** start **
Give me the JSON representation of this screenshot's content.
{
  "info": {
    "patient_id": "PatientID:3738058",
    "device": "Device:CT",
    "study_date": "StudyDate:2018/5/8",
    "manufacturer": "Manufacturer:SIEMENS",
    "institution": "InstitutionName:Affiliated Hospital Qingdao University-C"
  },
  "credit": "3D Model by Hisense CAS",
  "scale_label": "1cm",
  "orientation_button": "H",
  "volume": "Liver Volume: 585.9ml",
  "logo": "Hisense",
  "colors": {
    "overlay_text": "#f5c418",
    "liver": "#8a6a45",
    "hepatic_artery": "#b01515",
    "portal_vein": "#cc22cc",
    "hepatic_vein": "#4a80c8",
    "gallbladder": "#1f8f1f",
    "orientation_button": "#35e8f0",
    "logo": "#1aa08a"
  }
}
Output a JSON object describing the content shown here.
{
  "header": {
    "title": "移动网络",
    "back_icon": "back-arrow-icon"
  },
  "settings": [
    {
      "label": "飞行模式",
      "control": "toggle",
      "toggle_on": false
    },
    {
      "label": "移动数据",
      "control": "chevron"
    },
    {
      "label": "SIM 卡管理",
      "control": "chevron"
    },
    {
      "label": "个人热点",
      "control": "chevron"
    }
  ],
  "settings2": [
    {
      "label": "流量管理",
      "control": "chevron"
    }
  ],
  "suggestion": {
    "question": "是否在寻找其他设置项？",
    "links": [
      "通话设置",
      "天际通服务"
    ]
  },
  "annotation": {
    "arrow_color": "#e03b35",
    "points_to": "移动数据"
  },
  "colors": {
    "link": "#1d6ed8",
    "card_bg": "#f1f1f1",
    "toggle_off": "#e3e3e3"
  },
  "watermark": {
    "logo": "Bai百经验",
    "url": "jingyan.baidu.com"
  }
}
** end **
EXERCISE GOAL: Make an exact copy of the data above.

RESPONSE TO THE TASK:
Give me the JSON representation of this screenshot's content.
{
  "info": {
    "patient_id": "PatientID:3738058",
    "device": "Device:CT",
    "study_date": "StudyDate:2018/5/8",
    "manufacturer": "Manufacturer:SIEMENS",
    "institution": "InstitutionName:Affiliated Hospital Qingdao University-C"
  },
  "credit": "3D Model by Hisense CAS",
  "scale_label": "1cm",
  "orientation_button": "H",
  "volume": "Liver Volume: 585.9ml",
  "logo": "Hisense",
  "colors": {
    "overlay_text": "#f5c418",
    "liver": "#8a6a45",
    "hepatic_artery": "#b01515",
    "portal_vein": "#cc22cc",
    "hepatic_vein": "#4a80c8",
    "gallbladder": "#1f8f1f",
    "orientation_button": "#35e8f0",
    "logo": "#1aa08a"
  }
}
Output a JSON object describing the content shown here.
{
  "header": {
    "title": "移动网络",
    "back_icon": "back-arrow-icon"
  },
  "settings": [
    {
      "label": "飞行模式",
      "control": "toggle",
      "toggle_on": false
    },
    {
      "label": "移动数据",
      "control": "chevron"
    },
    {
      "label": "SIM 卡管理",
      "control": "chevron"
    },
    {
      "label": "个人热点",
      "control": "chevron"
    }
  ],
  "settings2": [
    {
      "label": "流量管理",
      "control": "chevron"
    }
  ],
  "suggestion": {
    "question": "是否在寻找其他设置项？",
    "links": [
      "通话设置",
      "天际通服务"
    ]
  },
  "annotation": {
    "arrow_color": "#e03b35",
    "points_to": "移动数据"
  },
  "colors": {
    "link": "#1d6ed8",
    "card_bg": "#f1f1f1",
    "toggle_off": "#e3e3e3"
  },
  "watermark": {
    "logo": "Bai百经验",
    "url": "jingyan.baidu.com"
  }
}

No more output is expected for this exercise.